▶ [What you will do]
Go through the data below line by line and count those containing the word "name". Reply with the count only.

Dataset records

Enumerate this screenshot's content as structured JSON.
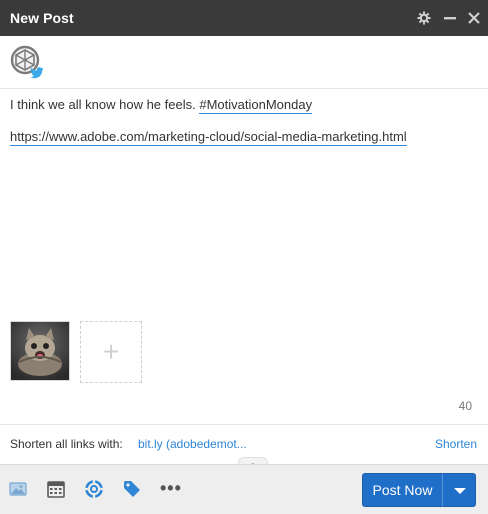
{
  "window": {
    "title": "New Post"
  },
  "account": {
    "network": "Twitter"
  },
  "message": {
    "text_line": "I think we all know how he feels.",
    "hashtag": "#MotivationMonday",
    "url": "https://www.adobe.com/marketing-cloud/social-media-marketing.html"
  },
  "media": {
    "add_symbol": "+"
  },
  "char_count": "40",
  "shorten": {
    "label": "Shorten all links with:",
    "value": "bit.ly (adobedemot...",
    "button": "Shorten"
  },
  "toolbar": {
    "more_label": "•••",
    "post_label": "Post Now"
  },
  "colors": {
    "titlebar": "#3a3a3a",
    "accent": "#2f86d6",
    "post_button": "#1f6ec8"
  }
}
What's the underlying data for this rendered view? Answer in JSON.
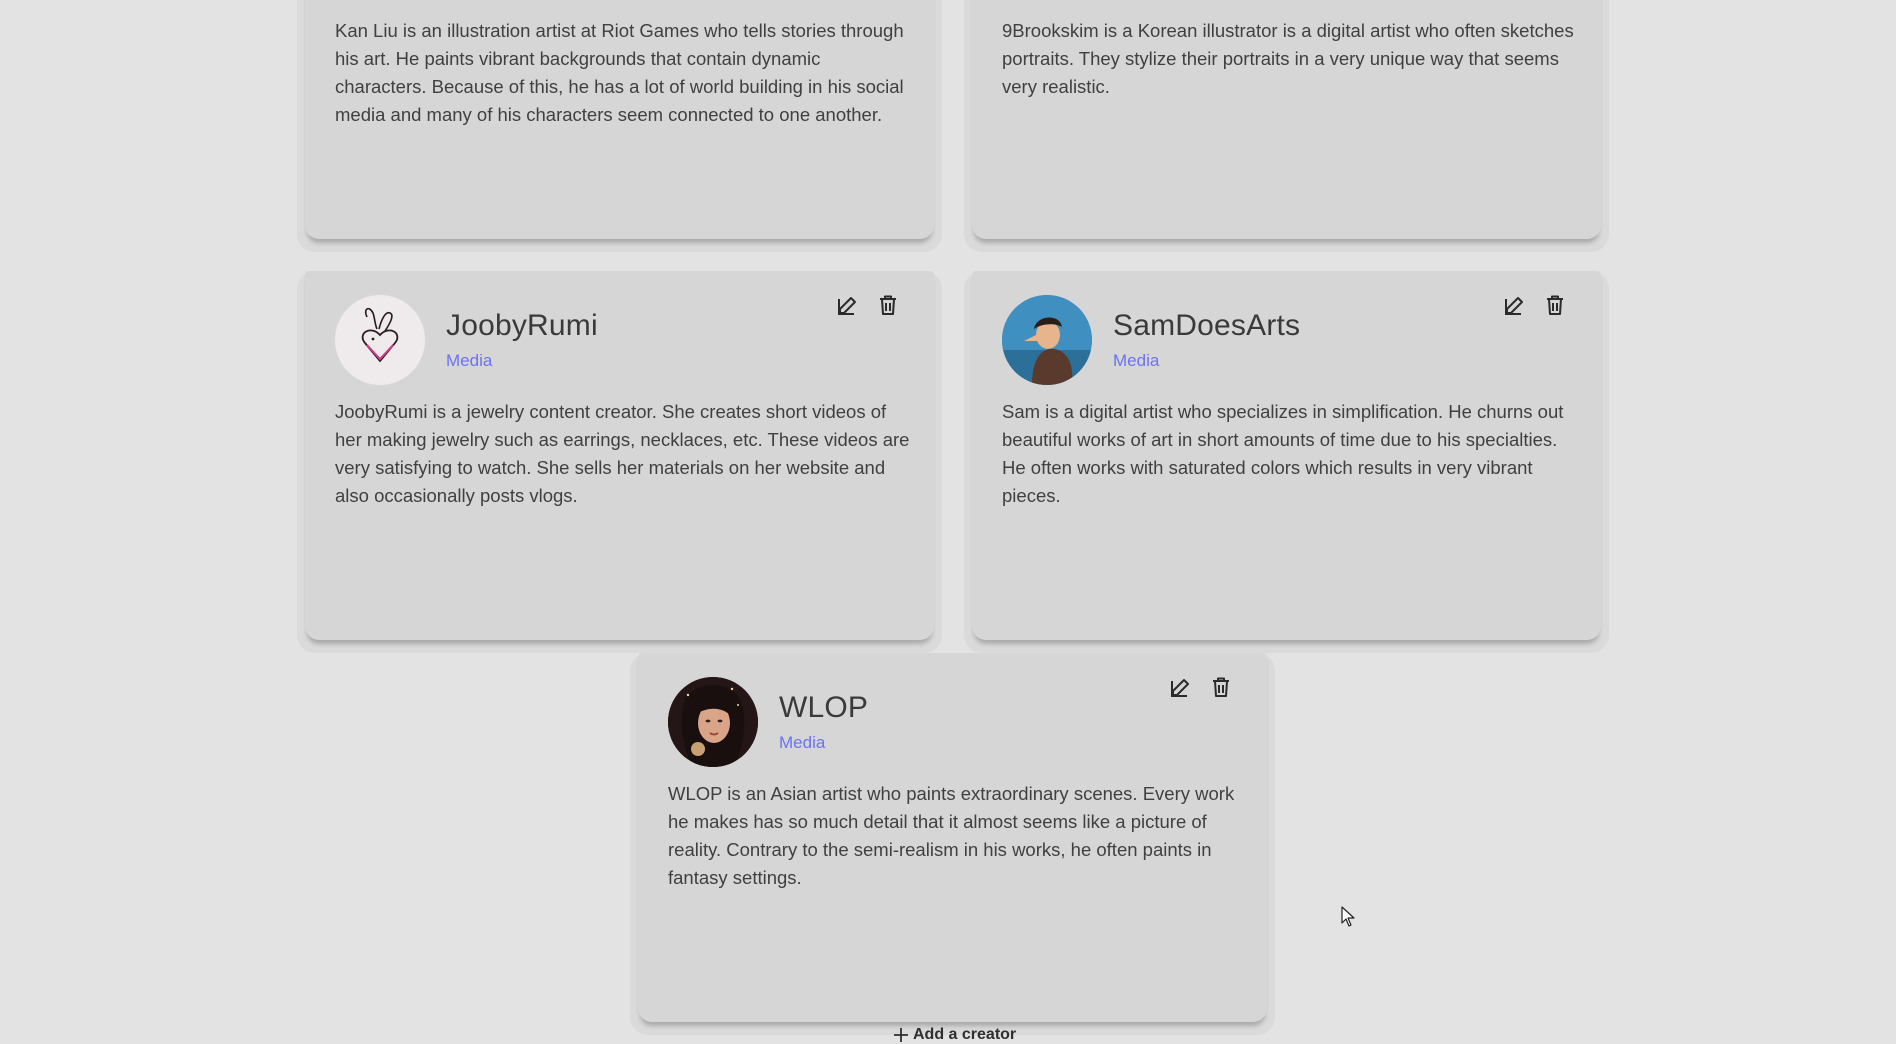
{
  "cards": [
    {
      "name": "",
      "category": "",
      "description": "Kan Liu is an illustration artist at Riot Games who tells stories through his art. He paints vibrant backgrounds that contain dynamic characters. Because of this, he has a lot of world building in his social media and many of his characters seem connected to one another."
    },
    {
      "name": "",
      "category": "",
      "description": "9Brookskim is a Korean illustrator is a digital artist who often sketches portraits. They stylize their portraits in a very unique way that seems very realistic."
    },
    {
      "name": "JoobyRumi",
      "category": "Media",
      "description": "JoobyRumi is a jewelry content creator. She creates short videos of her making jewelry such as earrings, necklaces, etc. These videos are very satisfying to watch. She sells her materials on her website and also occasionally posts vlogs."
    },
    {
      "name": "SamDoesArts",
      "category": "Media",
      "description": "Sam is a digital artist who specializes in simplification. He churns out beautiful works of art in short amounts of time due to his specialties. He often works with saturated colors which results in very vibrant pieces."
    },
    {
      "name": "WLOP",
      "category": "Media",
      "description": "WLOP is an Asian artist who paints extraordinary scenes. Every work he makes has so much detail that it almost seems like a picture of reality. Contrary to the semi-realism in his works, he often paints in fantasy settings."
    }
  ],
  "add_creator": {
    "label": "Add a creator"
  },
  "colors": {
    "background": "#e3e3e3",
    "card": "#d6d6d6",
    "category_accent": "#6b73f0"
  },
  "icons": {
    "edit": "pencil-square-icon",
    "delete": "trash-icon",
    "add": "plus-icon"
  }
}
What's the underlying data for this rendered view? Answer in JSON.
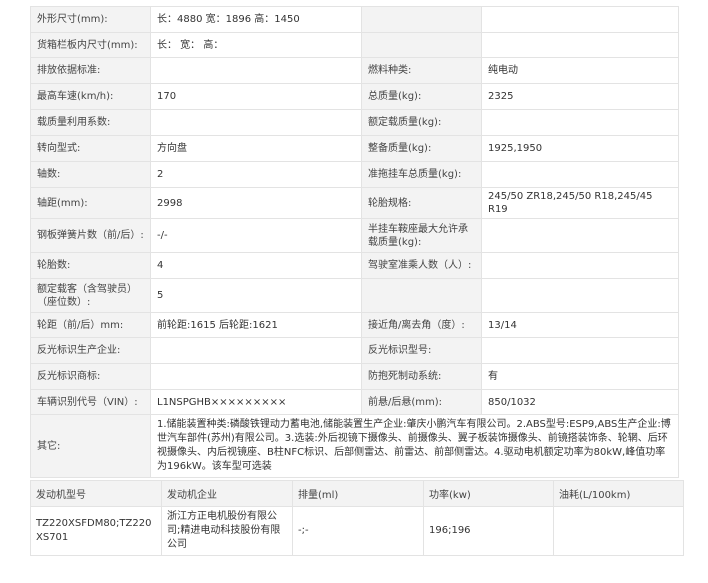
{
  "spec_rows": [
    {
      "l1": "外形尺寸(mm):",
      "v1": "长：4880 宽：1896 高：1450",
      "l2": "",
      "v2": ""
    },
    {
      "l1": "货箱栏板内尺寸(mm):",
      "v1": "长： 宽： 高：",
      "l2": "",
      "v2": ""
    },
    {
      "l1": "排放依据标准:",
      "v1": "",
      "l2": "燃料种类:",
      "v2": "纯电动"
    },
    {
      "l1": "最高车速(km/h):",
      "v1": "170",
      "l2": "总质量(kg):",
      "v2": "2325"
    },
    {
      "l1": "载质量利用系数:",
      "v1": "",
      "l2": "额定载质量(kg):",
      "v2": ""
    },
    {
      "l1": "转向型式:",
      "v1": "方向盘",
      "l2": "整备质量(kg):",
      "v2": "1925,1950"
    },
    {
      "l1": "轴数:",
      "v1": "2",
      "l2": "准拖挂车总质量(kg):",
      "v2": ""
    },
    {
      "l1": "轴距(mm):",
      "v1": "2998",
      "l2": "轮胎规格:",
      "v2": "245/50 ZR18,245/50 R18,245/45 R19"
    },
    {
      "l1": "钢板弹簧片数（前/后）:",
      "v1": "-/-",
      "l2": "半挂车鞍座最大允许承载质量(kg):",
      "v2": ""
    },
    {
      "l1": "轮胎数:",
      "v1": "4",
      "l2": "驾驶室准乘人数（人）:",
      "v2": ""
    },
    {
      "l1": "额定载客（含驾驶员）（座位数）:",
      "v1": "5",
      "l2": "",
      "v2": ""
    },
    {
      "l1": "轮距（前/后）mm:",
      "v1": "前轮距:1615 后轮距:1621",
      "l2": "接近角/离去角（度）:",
      "v2": "13/14"
    },
    {
      "l1": "反光标识生产企业:",
      "v1": "",
      "l2": "反光标识型号:",
      "v2": ""
    },
    {
      "l1": "反光标识商标:",
      "v1": "",
      "l2": "防抱死制动系统:",
      "v2": "有"
    },
    {
      "l1": "车辆识别代号（VIN）:",
      "v1": "L1NSPGHB×××××××××",
      "l2": "前悬/后悬(mm):",
      "v2": "850/1032"
    }
  ],
  "other": {
    "label": "其它:",
    "text": "1.储能装置种类:磷酸铁锂动力蓄电池,储能装置生产企业:肇庆小鹏汽车有限公司。2.ABS型号:ESP9,ABS生产企业:博世汽车部件(苏州)有限公司。3.选装:外后视镜下摄像头、前摄像头、翼子板装饰摄像头、前镜搭装饰条、轮辋、后环视摄像头、内后视镜座、B柱NFC标识、后部侧雷达、前雷达、前部侧雷达。4.驱动电机额定功率为80kW,峰值功率为196kW。该车型可选装"
  },
  "engine": {
    "headers": [
      "发动机型号",
      "发动机企业",
      "排量(ml)",
      "功率(kw)",
      "油耗(L/100km)"
    ],
    "row": [
      "TZ220XSFDM80;TZ220XS701",
      "浙江方正电机股份有限公司;精进电动科技股份有限公司",
      "-;-",
      "196;196",
      ""
    ]
  }
}
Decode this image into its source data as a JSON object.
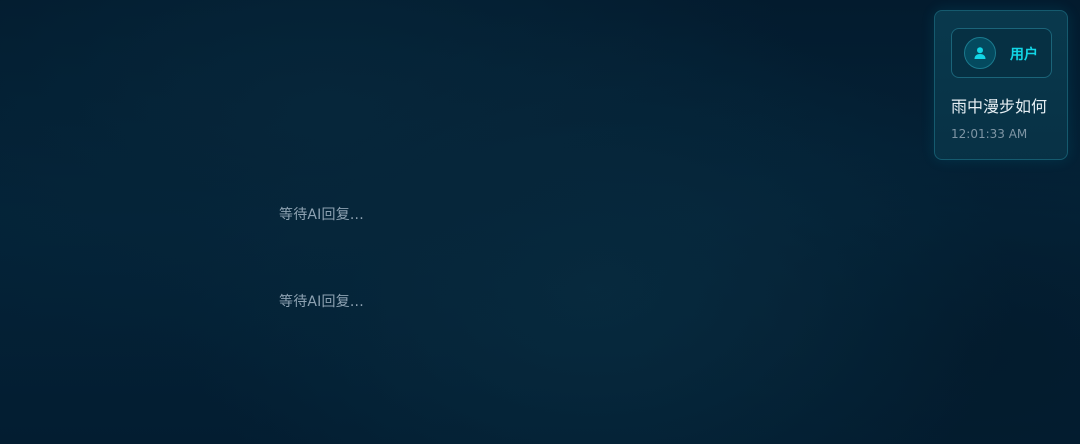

▶ [Exercise solution]
5